#### [Exercise brief]
Write out each line in which the string "label" is present.

Data entries:
+ + +

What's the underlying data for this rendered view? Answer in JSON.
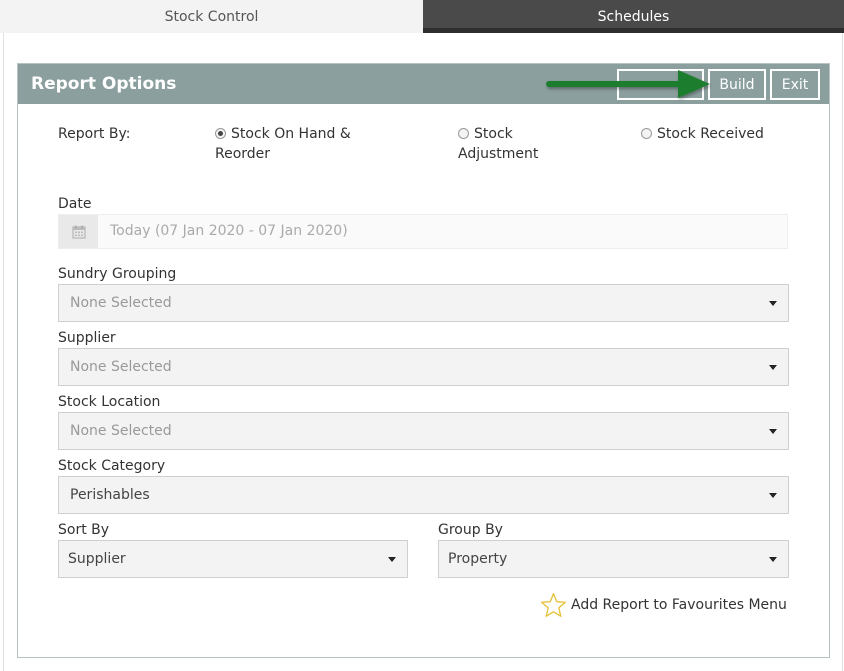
{
  "tabs": [
    {
      "label": "Stock Control"
    },
    {
      "label": "Schedules"
    }
  ],
  "panel": {
    "title": "Report Options",
    "buttons": {
      "hidden": "",
      "build": "Build",
      "exit": "Exit"
    }
  },
  "report_by": {
    "label": "Report By:",
    "options": [
      {
        "line1": "Stock On Hand &",
        "line2": "Reorder",
        "checked": true
      },
      {
        "line1": "Stock",
        "line2": "Adjustment",
        "checked": false
      },
      {
        "line1": "Stock Received",
        "line2": "",
        "checked": false
      }
    ]
  },
  "date": {
    "label": "Date",
    "value": "Today (07 Jan 2020 - 07 Jan 2020)"
  },
  "fields": {
    "sundry_grouping": {
      "label": "Sundry Grouping",
      "value": "None Selected"
    },
    "supplier": {
      "label": "Supplier",
      "value": "None Selected"
    },
    "stock_location": {
      "label": "Stock Location",
      "value": "None Selected"
    },
    "stock_category": {
      "label": "Stock Category",
      "value": "Perishables"
    },
    "sort_by": {
      "label": "Sort By",
      "value": "Supplier"
    },
    "group_by": {
      "label": "Group By",
      "value": "Property"
    }
  },
  "favourites": {
    "label": "Add Report to Favourites Menu"
  },
  "colors": {
    "header": "#8c9f9f",
    "arrow": "#1e7d2e",
    "star": "#e6c23a",
    "active_tab": "#4a4a4a"
  }
}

+ + +

#### [Reply to the exercise]
      "label": "Stock Control"
      "label": "Schedules"
    "label": "Report By:",
    "label": "Date",
      "label": "Sundry Grouping",
      "label": "Supplier",
      "label": "Stock Location",
      "label": "Stock Category",
      "label": "Sort By",
      "label": "Group By",
    "label": "Add Report to Favourites Menu"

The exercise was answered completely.